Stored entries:

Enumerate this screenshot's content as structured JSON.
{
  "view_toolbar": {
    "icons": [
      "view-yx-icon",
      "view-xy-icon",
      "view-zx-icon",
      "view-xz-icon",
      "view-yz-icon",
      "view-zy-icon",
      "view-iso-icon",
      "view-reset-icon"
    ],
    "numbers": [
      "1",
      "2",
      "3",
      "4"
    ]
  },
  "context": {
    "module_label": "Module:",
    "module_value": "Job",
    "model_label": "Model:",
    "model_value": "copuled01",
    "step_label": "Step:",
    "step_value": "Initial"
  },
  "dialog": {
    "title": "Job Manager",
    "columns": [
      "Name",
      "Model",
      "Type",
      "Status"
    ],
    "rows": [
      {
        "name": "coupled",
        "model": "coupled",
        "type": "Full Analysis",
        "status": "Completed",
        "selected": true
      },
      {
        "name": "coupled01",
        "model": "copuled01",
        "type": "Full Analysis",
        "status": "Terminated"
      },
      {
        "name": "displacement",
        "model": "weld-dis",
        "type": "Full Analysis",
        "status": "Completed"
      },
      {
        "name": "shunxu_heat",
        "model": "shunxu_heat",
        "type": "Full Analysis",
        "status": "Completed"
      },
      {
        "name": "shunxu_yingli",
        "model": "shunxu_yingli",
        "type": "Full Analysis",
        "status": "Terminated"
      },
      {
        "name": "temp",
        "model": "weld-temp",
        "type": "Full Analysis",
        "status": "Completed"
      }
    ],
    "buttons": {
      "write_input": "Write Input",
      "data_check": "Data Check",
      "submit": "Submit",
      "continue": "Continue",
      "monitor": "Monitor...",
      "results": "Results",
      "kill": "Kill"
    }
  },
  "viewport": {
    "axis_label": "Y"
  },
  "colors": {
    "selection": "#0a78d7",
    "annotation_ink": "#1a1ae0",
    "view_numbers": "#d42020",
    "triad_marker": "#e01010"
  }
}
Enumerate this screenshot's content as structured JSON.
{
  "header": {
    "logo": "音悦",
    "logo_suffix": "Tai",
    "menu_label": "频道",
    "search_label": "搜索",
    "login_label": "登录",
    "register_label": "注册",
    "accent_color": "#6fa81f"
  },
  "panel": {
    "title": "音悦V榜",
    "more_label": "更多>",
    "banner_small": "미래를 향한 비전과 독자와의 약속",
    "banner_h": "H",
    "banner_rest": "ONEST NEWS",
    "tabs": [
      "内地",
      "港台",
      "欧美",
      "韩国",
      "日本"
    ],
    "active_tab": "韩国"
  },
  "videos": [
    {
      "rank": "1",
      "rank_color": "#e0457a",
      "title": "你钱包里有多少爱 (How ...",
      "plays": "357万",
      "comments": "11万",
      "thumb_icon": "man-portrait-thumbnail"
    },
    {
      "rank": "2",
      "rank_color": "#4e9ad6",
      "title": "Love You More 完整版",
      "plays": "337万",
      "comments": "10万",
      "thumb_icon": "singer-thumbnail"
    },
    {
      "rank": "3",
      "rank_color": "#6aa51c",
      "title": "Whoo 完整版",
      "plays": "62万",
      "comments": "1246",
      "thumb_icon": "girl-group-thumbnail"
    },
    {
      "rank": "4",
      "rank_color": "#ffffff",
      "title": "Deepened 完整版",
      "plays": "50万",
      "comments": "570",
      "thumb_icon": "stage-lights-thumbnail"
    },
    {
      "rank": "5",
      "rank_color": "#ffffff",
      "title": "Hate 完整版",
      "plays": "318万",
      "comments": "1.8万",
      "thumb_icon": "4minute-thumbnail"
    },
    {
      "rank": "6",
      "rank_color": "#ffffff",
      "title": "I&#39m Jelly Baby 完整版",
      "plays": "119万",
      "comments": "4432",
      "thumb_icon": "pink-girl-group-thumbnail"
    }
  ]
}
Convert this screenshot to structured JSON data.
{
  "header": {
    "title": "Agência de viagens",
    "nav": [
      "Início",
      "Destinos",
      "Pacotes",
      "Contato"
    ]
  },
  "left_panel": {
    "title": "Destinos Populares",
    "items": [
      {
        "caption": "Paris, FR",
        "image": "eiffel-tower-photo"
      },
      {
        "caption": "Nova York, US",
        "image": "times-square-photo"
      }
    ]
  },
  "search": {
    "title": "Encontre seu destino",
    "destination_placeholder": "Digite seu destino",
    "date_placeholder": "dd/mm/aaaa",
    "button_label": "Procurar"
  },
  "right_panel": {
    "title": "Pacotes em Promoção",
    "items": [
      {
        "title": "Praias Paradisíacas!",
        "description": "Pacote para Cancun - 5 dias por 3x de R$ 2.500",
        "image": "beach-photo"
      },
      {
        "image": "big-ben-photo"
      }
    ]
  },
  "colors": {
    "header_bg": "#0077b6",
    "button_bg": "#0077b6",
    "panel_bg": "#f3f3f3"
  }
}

--- Problem details ---
Repeat the material above in full, exactly as it stands.

--- Response to this task ---
Enumerate this screenshot's content as structured JSON.
{
  "view_toolbar": {
    "icons": [
      "view-yx-icon",
      "view-xy-icon",
      "view-zx-icon",
      "view-xz-icon",
      "view-yz-icon",
      "view-zy-icon",
      "view-iso-icon",
      "view-reset-icon"
    ],
    "numbers": [
      "1",
      "2",
      "3",
      "4"
    ]
  },
  "context": {
    "module_label": "Module:",
    "module_value": "Job",
    "model_label": "Model:",
    "model_value": "copuled01",
    "step_label": "Step:",
    "step_value": "Initial"
  },
  "dialog": {
    "title": "Job Manager",
    "columns": [
      "Name",
      "Model",
      "Type",
      "Status"
    ],
    "rows": [
      {
        "name": "coupled",
        "model": "coupled",
        "type": "Full Analysis",
        "status": "Completed",
        "selected": true
      },
      {
        "name": "coupled01",
        "model": "copuled01",
        "type": "Full Analysis",
        "status": "Terminated"
      },
      {
        "name": "displacement",
        "model": "weld-dis",
        "type": "Full Analysis",
        "status": "Completed"
      },
      {
        "name": "shunxu_heat",
        "model": "shunxu_heat",
        "type": "Full Analysis",
        "status": "Completed"
      },
      {
        "name": "shunxu_yingli",
        "model": "shunxu_yingli",
        "type": "Full Analysis",
        "status": "Terminated"
      },
      {
        "name": "temp",
        "model": "weld-temp",
        "type": "Full Analysis",
        "status": "Completed"
      }
    ],
    "buttons": {
      "write_input": "Write Input",
      "data_check": "Data Check",
      "submit": "Submit",
      "continue": "Continue",
      "monitor": "Monitor...",
      "results": "Results",
      "kill": "Kill"
    }
  },
  "viewport": {
    "axis_label": "Y"
  },
  "colors": {
    "selection": "#0a78d7",
    "annotation_ink": "#1a1ae0",
    "view_numbers": "#d42020",
    "triad_marker": "#e01010"
  }
}
Enumerate this screenshot's content as structured JSON.
{
  "header": {
    "logo": "音悦",
    "logo_suffix": "Tai",
    "menu_label": "频道",
    "search_label": "搜索",
    "login_label": "登录",
    "register_label": "注册",
    "accent_color": "#6fa81f"
  },
  "panel": {
    "title": "音悦V榜",
    "more_label": "更多>",
    "banner_small": "미래를 향한 비전과 독자와의 약속",
    "banner_h": "H",
    "banner_rest": "ONEST NEWS",
    "tabs": [
      "内地",
      "港台",
      "欧美",
      "韩国",
      "日本"
    ],
    "active_tab": "韩国"
  },
  "videos": [
    {
      "rank": "1",
      "rank_color": "#e0457a",
      "title": "你钱包里有多少爱 (How ...",
      "plays": "357万",
      "comments": "11万",
      "thumb_icon": "man-portrait-thumbnail"
    },
    {
      "rank": "2",
      "rank_color": "#4e9ad6",
      "title": "Love You More 完整版",
      "plays": "337万",
      "comments": "10万",
      "thumb_icon": "singer-thumbnail"
    },
    {
      "rank": "3",
      "rank_color": "#6aa51c",
      "title": "Whoo 完整版",
      "plays": "62万",
      "comments": "1246",
      "thumb_icon": "girl-group-thumbnail"
    },
    {
      "rank": "4",
      "rank_color": "#ffffff",
      "title": "Deepened 完整版",
      "plays": "50万",
      "comments": "570",
      "thumb_icon": "stage-lights-thumbnail"
    },
    {
      "rank": "5",
      "rank_color": "#ffffff",
      "title": "Hate 完整版",
      "plays": "318万",
      "comments": "1.8万",
      "thumb_icon": "4minute-thumbnail"
    },
    {
      "rank": "6",
      "rank_color": "#ffffff",
      "title": "I&#39m Jelly Baby 完整版",
      "plays": "119万",
      "comments": "4432",
      "thumb_icon": "pink-girl-group-thumbnail"
    }
  ]
}
Convert this screenshot to structured JSON data.
{
  "header": {
    "title": "Agência de viagens",
    "nav": [
      "Início",
      "Destinos",
      "Pacotes",
      "Contato"
    ]
  },
  "left_panel": {
    "title": "Destinos Populares",
    "items": [
      {
        "caption": "Paris, FR",
        "image": "eiffel-tower-photo"
      },
      {
        "caption": "Nova York, US",
        "image": "times-square-photo"
      }
    ]
  },
  "search": {
    "title": "Encontre seu destino",
    "destination_placeholder": "Digite seu destino",
    "date_placeholder": "dd/mm/aaaa",
    "button_label": "Procurar"
  },
  "right_panel": {
    "title": "Pacotes em Promoção",
    "items": [
      {
        "title": "Praias Paradisíacas!",
        "description": "Pacote para Cancun - 5 dias por 3x de R$ 2.500",
        "image": "beach-photo"
      },
      {
        "image": "big-ben-photo"
      }
    ]
  },
  "colors": {
    "header_bg": "#0077b6",
    "button_bg": "#0077b6",
    "panel_bg": "#f3f3f3"
  }
}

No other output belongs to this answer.